━━ Information given

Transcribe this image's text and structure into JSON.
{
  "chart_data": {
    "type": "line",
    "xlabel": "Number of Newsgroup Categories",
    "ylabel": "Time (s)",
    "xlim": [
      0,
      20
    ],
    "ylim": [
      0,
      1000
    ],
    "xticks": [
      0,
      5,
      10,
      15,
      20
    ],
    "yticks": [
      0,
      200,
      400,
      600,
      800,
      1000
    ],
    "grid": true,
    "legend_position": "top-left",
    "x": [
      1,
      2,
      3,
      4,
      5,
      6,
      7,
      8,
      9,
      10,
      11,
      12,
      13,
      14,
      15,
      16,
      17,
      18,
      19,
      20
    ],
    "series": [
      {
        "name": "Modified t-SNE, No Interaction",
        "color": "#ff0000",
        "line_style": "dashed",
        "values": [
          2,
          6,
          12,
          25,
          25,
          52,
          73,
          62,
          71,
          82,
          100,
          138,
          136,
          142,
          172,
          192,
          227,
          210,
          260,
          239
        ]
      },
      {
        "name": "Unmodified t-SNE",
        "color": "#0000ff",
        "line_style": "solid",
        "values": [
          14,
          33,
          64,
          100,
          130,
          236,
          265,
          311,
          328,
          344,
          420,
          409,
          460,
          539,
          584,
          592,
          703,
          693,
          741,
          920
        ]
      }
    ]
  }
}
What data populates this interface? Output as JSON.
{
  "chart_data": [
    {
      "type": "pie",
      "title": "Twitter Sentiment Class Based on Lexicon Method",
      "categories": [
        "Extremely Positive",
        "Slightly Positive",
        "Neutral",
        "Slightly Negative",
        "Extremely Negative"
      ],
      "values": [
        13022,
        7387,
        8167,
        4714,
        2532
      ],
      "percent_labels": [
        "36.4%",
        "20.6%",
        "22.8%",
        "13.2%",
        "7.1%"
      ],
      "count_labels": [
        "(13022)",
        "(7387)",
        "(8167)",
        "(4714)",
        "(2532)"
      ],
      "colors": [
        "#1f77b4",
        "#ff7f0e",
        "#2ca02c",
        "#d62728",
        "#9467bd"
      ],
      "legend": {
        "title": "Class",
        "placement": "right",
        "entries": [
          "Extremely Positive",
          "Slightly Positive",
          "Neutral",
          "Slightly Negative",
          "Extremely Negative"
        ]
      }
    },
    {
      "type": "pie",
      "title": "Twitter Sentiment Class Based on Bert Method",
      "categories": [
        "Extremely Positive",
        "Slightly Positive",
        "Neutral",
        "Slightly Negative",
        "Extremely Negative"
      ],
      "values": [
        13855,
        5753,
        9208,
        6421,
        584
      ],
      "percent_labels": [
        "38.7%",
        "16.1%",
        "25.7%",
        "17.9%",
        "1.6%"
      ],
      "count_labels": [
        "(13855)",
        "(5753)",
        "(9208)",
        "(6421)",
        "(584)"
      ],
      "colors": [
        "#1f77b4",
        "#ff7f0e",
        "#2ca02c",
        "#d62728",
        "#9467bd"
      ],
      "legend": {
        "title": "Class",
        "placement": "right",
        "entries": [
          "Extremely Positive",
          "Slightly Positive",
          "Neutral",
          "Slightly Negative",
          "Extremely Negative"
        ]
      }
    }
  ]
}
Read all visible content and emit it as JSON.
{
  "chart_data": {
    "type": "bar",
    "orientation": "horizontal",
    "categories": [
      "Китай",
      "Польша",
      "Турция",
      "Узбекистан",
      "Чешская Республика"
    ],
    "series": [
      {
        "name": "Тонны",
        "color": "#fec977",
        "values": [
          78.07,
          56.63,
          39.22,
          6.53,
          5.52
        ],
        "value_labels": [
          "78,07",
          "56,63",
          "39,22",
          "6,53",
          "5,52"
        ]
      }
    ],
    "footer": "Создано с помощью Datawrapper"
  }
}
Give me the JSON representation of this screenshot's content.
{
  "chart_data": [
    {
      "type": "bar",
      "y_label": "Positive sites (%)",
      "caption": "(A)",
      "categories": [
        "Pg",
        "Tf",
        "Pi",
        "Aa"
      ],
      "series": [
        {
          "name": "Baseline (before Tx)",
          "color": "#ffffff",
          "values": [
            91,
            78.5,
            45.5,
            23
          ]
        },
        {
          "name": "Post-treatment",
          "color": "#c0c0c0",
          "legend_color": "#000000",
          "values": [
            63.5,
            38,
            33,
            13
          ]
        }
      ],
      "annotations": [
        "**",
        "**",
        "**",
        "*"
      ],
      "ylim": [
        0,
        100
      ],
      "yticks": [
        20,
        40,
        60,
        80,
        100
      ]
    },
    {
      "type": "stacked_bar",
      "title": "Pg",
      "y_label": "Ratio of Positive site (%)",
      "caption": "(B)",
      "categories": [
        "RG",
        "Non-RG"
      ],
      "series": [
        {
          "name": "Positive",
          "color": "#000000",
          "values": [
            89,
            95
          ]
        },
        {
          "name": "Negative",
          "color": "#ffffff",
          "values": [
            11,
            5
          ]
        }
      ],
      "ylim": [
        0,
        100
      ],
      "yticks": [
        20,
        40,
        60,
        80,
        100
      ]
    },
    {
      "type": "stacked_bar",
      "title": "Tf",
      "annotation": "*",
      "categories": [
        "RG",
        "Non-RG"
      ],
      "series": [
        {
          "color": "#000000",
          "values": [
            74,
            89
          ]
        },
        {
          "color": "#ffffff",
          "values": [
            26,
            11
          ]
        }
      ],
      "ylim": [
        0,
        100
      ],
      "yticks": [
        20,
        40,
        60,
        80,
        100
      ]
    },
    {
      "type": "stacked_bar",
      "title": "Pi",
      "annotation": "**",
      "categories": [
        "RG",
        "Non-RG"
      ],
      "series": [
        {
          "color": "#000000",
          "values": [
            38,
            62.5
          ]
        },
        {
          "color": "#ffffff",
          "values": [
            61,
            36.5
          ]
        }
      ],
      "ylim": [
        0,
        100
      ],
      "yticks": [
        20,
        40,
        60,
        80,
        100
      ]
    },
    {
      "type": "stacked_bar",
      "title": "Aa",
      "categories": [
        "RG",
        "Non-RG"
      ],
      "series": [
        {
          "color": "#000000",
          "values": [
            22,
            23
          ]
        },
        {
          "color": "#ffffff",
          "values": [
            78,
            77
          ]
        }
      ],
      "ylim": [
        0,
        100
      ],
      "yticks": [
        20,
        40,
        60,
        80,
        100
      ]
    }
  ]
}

━━━━

Exercise instructions
Give only the count of lines in which the string "Sentiment" appears.

Answer
2